• DATA FOR THIS EXERCISE:
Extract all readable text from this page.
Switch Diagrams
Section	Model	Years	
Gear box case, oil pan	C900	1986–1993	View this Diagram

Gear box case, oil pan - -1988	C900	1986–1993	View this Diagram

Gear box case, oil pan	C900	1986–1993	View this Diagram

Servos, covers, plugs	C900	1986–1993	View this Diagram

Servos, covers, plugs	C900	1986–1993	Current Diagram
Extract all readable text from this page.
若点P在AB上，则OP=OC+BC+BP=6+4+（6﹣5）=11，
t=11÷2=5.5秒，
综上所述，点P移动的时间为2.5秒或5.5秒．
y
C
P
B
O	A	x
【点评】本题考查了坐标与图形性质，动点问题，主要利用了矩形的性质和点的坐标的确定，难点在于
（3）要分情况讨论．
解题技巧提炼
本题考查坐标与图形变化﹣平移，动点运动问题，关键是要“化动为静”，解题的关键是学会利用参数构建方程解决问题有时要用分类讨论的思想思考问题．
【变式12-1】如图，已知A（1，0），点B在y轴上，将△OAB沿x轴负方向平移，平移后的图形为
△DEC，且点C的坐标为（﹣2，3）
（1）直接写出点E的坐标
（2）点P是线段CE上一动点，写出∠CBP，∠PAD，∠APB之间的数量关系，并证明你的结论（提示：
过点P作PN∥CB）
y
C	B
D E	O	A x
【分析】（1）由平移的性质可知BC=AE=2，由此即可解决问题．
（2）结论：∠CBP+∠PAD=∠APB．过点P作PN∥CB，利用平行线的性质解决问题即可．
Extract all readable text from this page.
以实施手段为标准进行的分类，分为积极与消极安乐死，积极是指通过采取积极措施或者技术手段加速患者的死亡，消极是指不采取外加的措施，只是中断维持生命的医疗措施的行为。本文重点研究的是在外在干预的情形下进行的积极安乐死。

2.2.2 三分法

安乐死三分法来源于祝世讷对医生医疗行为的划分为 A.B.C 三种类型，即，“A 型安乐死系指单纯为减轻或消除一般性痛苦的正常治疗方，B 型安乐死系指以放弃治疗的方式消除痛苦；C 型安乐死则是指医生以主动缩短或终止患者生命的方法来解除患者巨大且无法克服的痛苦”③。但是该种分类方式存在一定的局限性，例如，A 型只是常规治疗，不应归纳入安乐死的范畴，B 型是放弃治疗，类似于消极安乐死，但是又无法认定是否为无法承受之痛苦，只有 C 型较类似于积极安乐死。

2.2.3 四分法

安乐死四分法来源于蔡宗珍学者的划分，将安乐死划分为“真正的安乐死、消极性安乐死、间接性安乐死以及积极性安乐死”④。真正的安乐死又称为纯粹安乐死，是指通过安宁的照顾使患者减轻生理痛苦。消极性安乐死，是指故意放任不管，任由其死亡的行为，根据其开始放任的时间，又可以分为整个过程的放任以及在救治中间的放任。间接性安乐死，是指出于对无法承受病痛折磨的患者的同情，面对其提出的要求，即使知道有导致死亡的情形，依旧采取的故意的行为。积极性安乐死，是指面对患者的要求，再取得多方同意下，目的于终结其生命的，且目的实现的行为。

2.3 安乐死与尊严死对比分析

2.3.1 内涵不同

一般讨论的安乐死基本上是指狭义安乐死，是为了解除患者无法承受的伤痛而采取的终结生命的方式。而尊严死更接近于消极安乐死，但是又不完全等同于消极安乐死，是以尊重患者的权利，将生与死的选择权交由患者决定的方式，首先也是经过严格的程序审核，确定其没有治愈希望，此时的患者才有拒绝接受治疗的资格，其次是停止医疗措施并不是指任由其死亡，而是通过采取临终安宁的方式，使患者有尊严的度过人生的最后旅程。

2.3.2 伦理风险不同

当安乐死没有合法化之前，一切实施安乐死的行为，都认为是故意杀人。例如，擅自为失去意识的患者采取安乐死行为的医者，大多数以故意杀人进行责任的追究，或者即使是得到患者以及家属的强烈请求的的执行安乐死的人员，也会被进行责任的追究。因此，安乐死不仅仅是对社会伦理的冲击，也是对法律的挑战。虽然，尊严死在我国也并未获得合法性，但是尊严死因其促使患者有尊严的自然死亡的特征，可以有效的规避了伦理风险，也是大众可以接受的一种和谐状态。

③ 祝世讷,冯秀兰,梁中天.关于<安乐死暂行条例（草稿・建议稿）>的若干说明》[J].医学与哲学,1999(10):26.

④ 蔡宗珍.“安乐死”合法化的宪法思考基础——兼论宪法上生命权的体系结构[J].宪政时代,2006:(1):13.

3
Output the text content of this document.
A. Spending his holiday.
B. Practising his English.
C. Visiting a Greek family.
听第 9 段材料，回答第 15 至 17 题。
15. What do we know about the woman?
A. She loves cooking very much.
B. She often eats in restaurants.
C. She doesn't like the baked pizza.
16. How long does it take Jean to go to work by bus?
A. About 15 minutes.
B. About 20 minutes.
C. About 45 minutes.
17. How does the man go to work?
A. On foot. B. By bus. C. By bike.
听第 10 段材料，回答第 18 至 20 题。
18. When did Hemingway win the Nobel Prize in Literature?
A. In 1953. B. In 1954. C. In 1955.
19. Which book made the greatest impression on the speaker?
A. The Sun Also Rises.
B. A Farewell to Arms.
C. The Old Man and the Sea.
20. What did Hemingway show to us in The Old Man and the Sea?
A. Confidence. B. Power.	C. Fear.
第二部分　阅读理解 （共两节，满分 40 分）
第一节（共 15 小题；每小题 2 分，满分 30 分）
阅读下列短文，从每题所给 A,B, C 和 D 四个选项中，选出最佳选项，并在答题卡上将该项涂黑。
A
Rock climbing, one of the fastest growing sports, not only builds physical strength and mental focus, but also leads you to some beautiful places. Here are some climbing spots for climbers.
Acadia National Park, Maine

• WORK TO BE COMPLETED: Repeat the material word for word, in full.

• COMPLETED TASK:
Extract all readable text from this page.
Switch Diagrams
Section	Model	Years	
Gear box case, oil pan	C900	1986–1993	View this Diagram

Gear box case, oil pan - -1988	C900	1986–1993	View this Diagram

Gear box case, oil pan	C900	1986–1993	View this Diagram

Servos, covers, plugs	C900	1986–1993	View this Diagram

Servos, covers, plugs	C900	1986–1993	Current Diagram
Extract all readable text from this page.
若点P在AB上，则OP=OC+BC+BP=6+4+（6﹣5）=11，
t=11÷2=5.5秒，
综上所述，点P移动的时间为2.5秒或5.5秒．
y
C
P
B
O	A	x
【点评】本题考查了坐标与图形性质，动点问题，主要利用了矩形的性质和点的坐标的确定，难点在于
（3）要分情况讨论．
解题技巧提炼
本题考查坐标与图形变化﹣平移，动点运动问题，关键是要“化动为静”，解题的关键是学会利用参数构建方程解决问题有时要用分类讨论的思想思考问题．
【变式12-1】如图，已知A（1，0），点B在y轴上，将△OAB沿x轴负方向平移，平移后的图形为
△DEC，且点C的坐标为（﹣2，3）
（1）直接写出点E的坐标
（2）点P是线段CE上一动点，写出∠CBP，∠PAD，∠APB之间的数量关系，并证明你的结论（提示：
过点P作PN∥CB）
y
C	B
D E	O	A x
【分析】（1）由平移的性质可知BC=AE=2，由此即可解决问题．
（2）结论：∠CBP+∠PAD=∠APB．过点P作PN∥CB，利用平行线的性质解决问题即可．
Extract all readable text from this page.
以实施手段为标准进行的分类，分为积极与消极安乐死，积极是指通过采取积极措施或者技术手段加速患者的死亡，消极是指不采取外加的措施，只是中断维持生命的医疗措施的行为。本文重点研究的是在外在干预的情形下进行的积极安乐死。

2.2.2 三分法

安乐死三分法来源于祝世讷对医生医疗行为的划分为 A.B.C 三种类型，即，“A 型安乐死系指单纯为减轻或消除一般性痛苦的正常治疗方，B 型安乐死系指以放弃治疗的方式消除痛苦；C 型安乐死则是指医生以主动缩短或终止患者生命的方法来解除患者巨大且无法克服的痛苦”③。但是该种分类方式存在一定的局限性，例如，A 型只是常规治疗，不应归纳入安乐死的范畴，B 型是放弃治疗，类似于消极安乐死，但是又无法认定是否为无法承受之痛苦，只有 C 型较类似于积极安乐死。

2.2.3 四分法

安乐死四分法来源于蔡宗珍学者的划分，将安乐死划分为“真正的安乐死、消极性安乐死、间接性安乐死以及积极性安乐死”④。真正的安乐死又称为纯粹安乐死，是指通过安宁的照顾使患者减轻生理痛苦。消极性安乐死，是指故意放任不管，任由其死亡的行为，根据其开始放任的时间，又可以分为整个过程的放任以及在救治中间的放任。间接性安乐死，是指出于对无法承受病痛折磨的患者的同情，面对其提出的要求，即使知道有导致死亡的情形，依旧采取的故意的行为。积极性安乐死，是指面对患者的要求，再取得多方同意下，目的于终结其生命的，且目的实现的行为。

2.3 安乐死与尊严死对比分析

2.3.1 内涵不同

一般讨论的安乐死基本上是指狭义安乐死，是为了解除患者无法承受的伤痛而采取的终结生命的方式。而尊严死更接近于消极安乐死，但是又不完全等同于消极安乐死，是以尊重患者的权利，将生与死的选择权交由患者决定的方式，首先也是经过严格的程序审核，确定其没有治愈希望，此时的患者才有拒绝接受治疗的资格，其次是停止医疗措施并不是指任由其死亡，而是通过采取临终安宁的方式，使患者有尊严的度过人生的最后旅程。

2.3.2 伦理风险不同

当安乐死没有合法化之前，一切实施安乐死的行为，都认为是故意杀人。例如，擅自为失去意识的患者采取安乐死行为的医者，大多数以故意杀人进行责任的追究，或者即使是得到患者以及家属的强烈请求的的执行安乐死的人员，也会被进行责任的追究。因此，安乐死不仅仅是对社会伦理的冲击，也是对法律的挑战。虽然，尊严死在我国也并未获得合法性，但是尊严死因其促使患者有尊严的自然死亡的特征，可以有效的规避了伦理风险，也是大众可以接受的一种和谐状态。

③ 祝世讷,冯秀兰,梁中天.关于<安乐死暂行条例（草稿・建议稿）>的若干说明》[J].医学与哲学,1999(10):26.

④ 蔡宗珍.“安乐死”合法化的宪法思考基础——兼论宪法上生命权的体系结构[J].宪政时代,2006:(1):13.

3
Output the text content of this document.
A. Spending his holiday.
B. Practising his English.
C. Visiting a Greek family.
听第 9 段材料，回答第 15 至 17 题。
15. What do we know about the woman?
A. She loves cooking very much.
B. She often eats in restaurants.
C. She doesn't like the baked pizza.
16. How long does it take Jean to go to work by bus?
A. About 15 minutes.
B. About 20 minutes.
C. About 45 minutes.
17. How does the man go to work?
A. On foot. B. By bus. C. By bike.
听第 10 段材料，回答第 18 至 20 题。
18. When did Hemingway win the Nobel Prize in Literature?
A. In 1953. B. In 1954. C. In 1955.
19. Which book made the greatest impression on the speaker?
A. The Sun Also Rises.
B. A Farewell to Arms.
C. The Old Man and the Sea.
20. What did Hemingway show to us in The Old Man and the Sea?
A. Confidence. B. Power.	C. Fear.
第二部分　阅读理解 （共两节，满分 40 分）
第一节（共 15 小题；每小题 2 分，满分 30 分）
阅读下列短文，从每题所给 A,B, C 和 D 四个选项中，选出最佳选项，并在答题卡上将该项涂黑。
A
Rock climbing, one of the fastest growing sports, not only builds physical strength and mental focus, but also leads you to some beautiful places. Here are some climbing spots for climbers.
Acadia National Park, Maine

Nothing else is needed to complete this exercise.